Copy out the lines that include the word "document".

▶

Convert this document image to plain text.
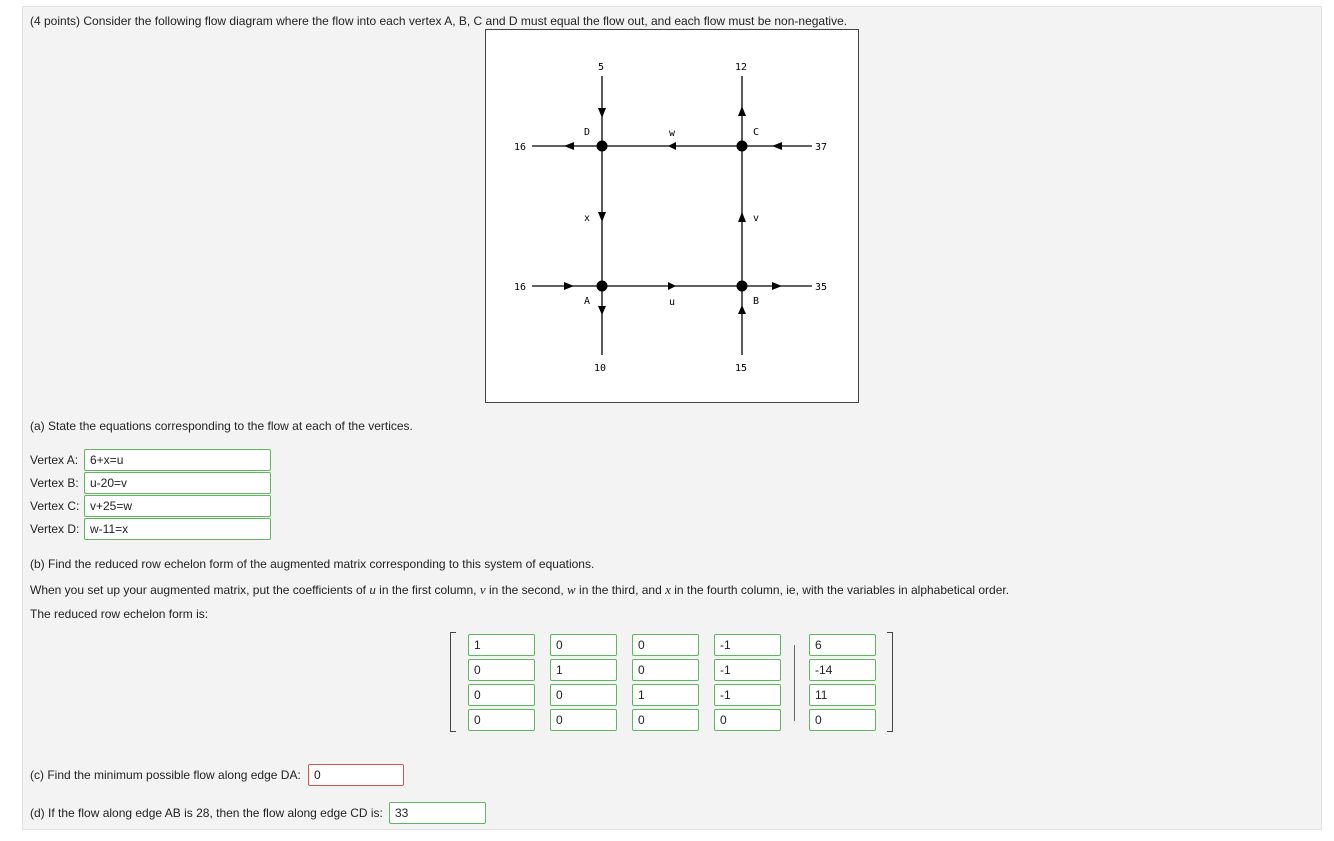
(4 points) Consider the following flow diagram where the flow into each vertex A, B, C and D must equal the flow out, and each flow must be non-negative.
D	C
A	B
w
x	v
u
5	12
16	37
16	35
10	15
(a) State the equations corresponding to the flow at each of the vertices.
Vertex A: 6+x=u
Vertex B: u-20=v
Vertex C: v+25=w
Vertex D: w-11=x
(b) Find the reduced row echelon form of the augmented matrix corresponding to this system of equations.
When you set up your augmented matrix, put the coefficients of u in the first column, v in the second, w in the third, and x in the fourth column, ie, with the variables in alphabetical order.
The reduced row echelon form is:
1	0	0	-1	6
0	1	0	-1	-14
0	0	1	-1	11
0	0	0	0	0
(c) Find the minimum possible flow along edge DA:	0
(d) If the flow along edge AB is 28, then the flow along edge CD is:	33
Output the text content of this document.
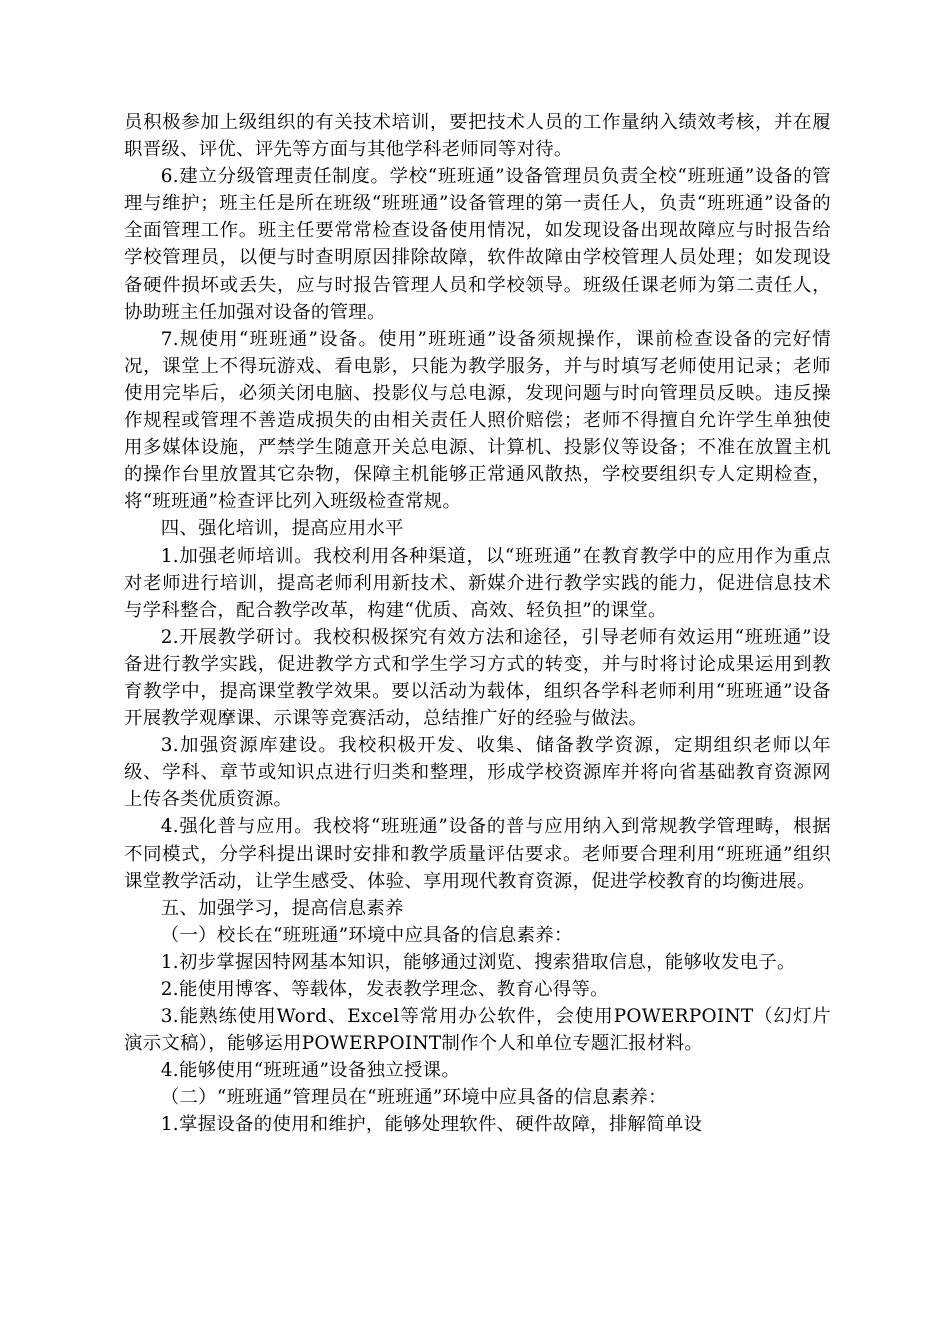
员积极参加上级组织的有关技术培训，要把技术人员的工作量纳入绩效考核，并在履职晋级、评优、评先等方面与其他学科老师同等对待。

6.建立分级管理责任制度。学校“班班通”设备管理员负责全校“班班通”设备的管理与维护；班主任是所在班级“班班通”设备管理的第一责任人，负责“班班通”设备的全面管理工作。班主任要常常检查设备使用情况，如发现设备出现故障应与时报告给学校管理员，以便与时查明原因排除故障，软件故障由学校管理人员处理；如发现设备硬件损坏或丢失，应与时报告管理人员和学校领导。班级任课老师为第二责任人，协助班主任加强对设备的管理。

7.规使用“班班通”设备。使用”班班通”设备须规操作，课前检查设备的完好情况，课堂上不得玩游戏、看电影，只能为教学服务，并与时填写老师使用记录；老师使用完毕后，必须关闭电脑、投影仪与总电源，发现问题与时向管理员反映。违反操作规程或管理不善造成损失的由相关责任人照价赔偿；老师不得擅自允许学生单独使用多媒体设施，严禁学生随意开关总电源、计算机、投影仪等设备；不准在放置主机的操作台里放置其它杂物，保障主机能够正常通风散热，学校要组织专人定期检查，将“班班通”检查评比列入班级检查常规。

四、强化培训，提高应用水平

1.加强老师培训。我校利用各种渠道，以“班班通”在教育教学中的应用作为重点对老师进行培训，提高老师利用新技术、新媒介进行教学实践的能力，促进信息技术与学科整合，配合教学改革，构建“优质、高效、轻负担”的课堂。

2.开展教学研讨。我校积极探究有效方法和途径，引导老师有效运用“班班通”设备进行教学实践，促进教学方式和学生学习方式的转变，并与时将讨论成果运用到教育教学中，提高课堂教学效果。要以活动为载体，组织各学科老师利用“班班通”设备开展教学观摩课、示课等竞赛活动，总结推广好的经验与做法。

3.加强资源库建设。我校积极开发、收集、储备教学资源，定期组织老师以年级、学科、章节或知识点进行归类和整理，形成学校资源库并将向省基础教育资源网上传各类优质资源。

4.强化普与应用。我校将“班班通”设备的普与应用纳入到常规教学管理畴，根据不同模式，分学科提出课时安排和教学质量评估要求。老师要合理利用“班班通”组织课堂教学活动，让学生感受、体验、享用现代教育资源，促进学校教育的均衡进展。

五、加强学习，提高信息素养

（一）校长在“班班通”环境中应具备的信息素养：

1.初步掌握因特网基本知识，能够通过浏览、搜索猎取信息，能够收发电子。

2.能使用博客、等载体，发表教学理念、教育心得等。

3.能熟练使用Word、Excel等常用办公软件，会使用POWERPOINT（幻灯片演示文稿），能够运用POWERPOINT制作个人和单位专题汇报材料。

4.能够使用“班班通”设备独立授课。

（二）“班班通”管理员在“班班通”环境中应具备的信息素养：

1.掌握设备的使用和维护，能够处理软件、硬件故障，排解简单设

◀

▶ _Exercise solution_
Convert this document image to plain text.
Output the text content of this document.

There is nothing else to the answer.